* Start *

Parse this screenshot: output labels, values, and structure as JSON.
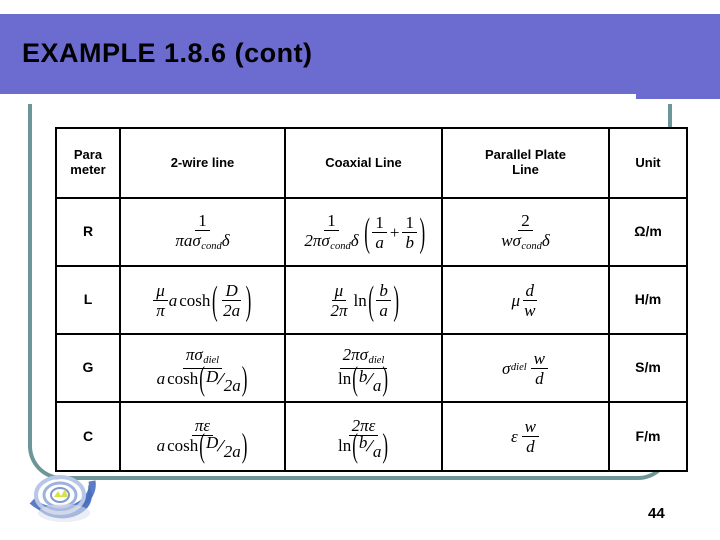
{
  "slide": {
    "title": "EXAMPLE 1.8.6 (cont)",
    "page_number": "44",
    "banner_color": "#6c6cd0",
    "frame_color": "#6d9698",
    "logo_name": "company-swirl-logo"
  },
  "table": {
    "headers": {
      "parameter": "Para meter",
      "parameter_line1": "Para",
      "parameter_line2": "meter",
      "two_wire": "2-wire line",
      "coaxial": "Coaxial Line",
      "parallel_plate_line1": "Parallel Plate",
      "parallel_plate_line2": "Line",
      "unit": "Unit"
    },
    "rows": [
      {
        "parameter": "R",
        "two_wire_formula": "1 / (π a σ_cond δ)",
        "coaxial_formula": "1 / (2π σ_cond δ) · (1/a + 1/b)",
        "parallel_plate_formula": "2 / (w σ_cond δ)",
        "unit": "Ω/m"
      },
      {
        "parameter": "L",
        "two_wire_formula": "(μ/π) a cosh(D / 2a)",
        "coaxial_formula": "(μ/2π) ln(b / a)",
        "parallel_plate_formula": "μ d / w",
        "unit": "H/m"
      },
      {
        "parameter": "G",
        "two_wire_formula": "πσ_diel / (a cosh(D/2a))",
        "coaxial_formula": "2πσ_diel / ln(b/a)",
        "parallel_plate_formula": "σ_diel (w/d)",
        "unit": "S/m"
      },
      {
        "parameter": "C",
        "two_wire_formula": "πε / (a cosh(D/2a))",
        "coaxial_formula": "2πε / ln(b/a)",
        "parallel_plate_formula": "ε (w/d)",
        "unit": "F/m"
      }
    ],
    "symbols": {
      "one": "1",
      "two": "2",
      "pi": "π",
      "two_pi": "2π",
      "mu": "μ",
      "epsilon": "ε",
      "sigma": "σ",
      "delta": "δ",
      "a": "a",
      "b": "b",
      "d": "d",
      "w": "w",
      "D": "D",
      "two_a": "2a",
      "cond": "cond",
      "diel": "diel",
      "cosh": "cosh",
      "ln": "ln",
      "plus": "+",
      "lparen": "(",
      "rparen": ")",
      "slash": "/"
    }
  }
}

* End *

*Task prompt*. Write out each entry exactly as given, omitting any picture.

*Result*.
Parse this screenshot: output labels, values, and structure as JSON.
{
  "slide": {
    "title": "EXAMPLE 1.8.6 (cont)",
    "page_number": "44",
    "banner_color": "#6c6cd0",
    "frame_color": "#6d9698",
    "logo_name": "company-swirl-logo"
  },
  "table": {
    "headers": {
      "parameter": "Para meter",
      "parameter_line1": "Para",
      "parameter_line2": "meter",
      "two_wire": "2-wire line",
      "coaxial": "Coaxial Line",
      "parallel_plate_line1": "Parallel Plate",
      "parallel_plate_line2": "Line",
      "unit": "Unit"
    },
    "rows": [
      {
        "parameter": "R",
        "two_wire_formula": "1 / (π a σ_cond δ)",
        "coaxial_formula": "1 / (2π σ_cond δ) · (1/a + 1/b)",
        "parallel_plate_formula": "2 / (w σ_cond δ)",
        "unit": "Ω/m"
      },
      {
        "parameter": "L",
        "two_wire_formula": "(μ/π) a cosh(D / 2a)",
        "coaxial_formula": "(μ/2π) ln(b / a)",
        "parallel_plate_formula": "μ d / w",
        "unit": "H/m"
      },
      {
        "parameter": "G",
        "two_wire_formula": "πσ_diel / (a cosh(D/2a))",
        "coaxial_formula": "2πσ_diel / ln(b/a)",
        "parallel_plate_formula": "σ_diel (w/d)",
        "unit": "S/m"
      },
      {
        "parameter": "C",
        "two_wire_formula": "πε / (a cosh(D/2a))",
        "coaxial_formula": "2πε / ln(b/a)",
        "parallel_plate_formula": "ε (w/d)",
        "unit": "F/m"
      }
    ],
    "symbols": {
      "one": "1",
      "two": "2",
      "pi": "π",
      "two_pi": "2π",
      "mu": "μ",
      "epsilon": "ε",
      "sigma": "σ",
      "delta": "δ",
      "a": "a",
      "b": "b",
      "d": "d",
      "w": "w",
      "D": "D",
      "two_a": "2a",
      "cond": "cond",
      "diel": "diel",
      "cosh": "cosh",
      "ln": "ln",
      "plus": "+",
      "lparen": "(",
      "rparen": ")",
      "slash": "/"
    }
  }
}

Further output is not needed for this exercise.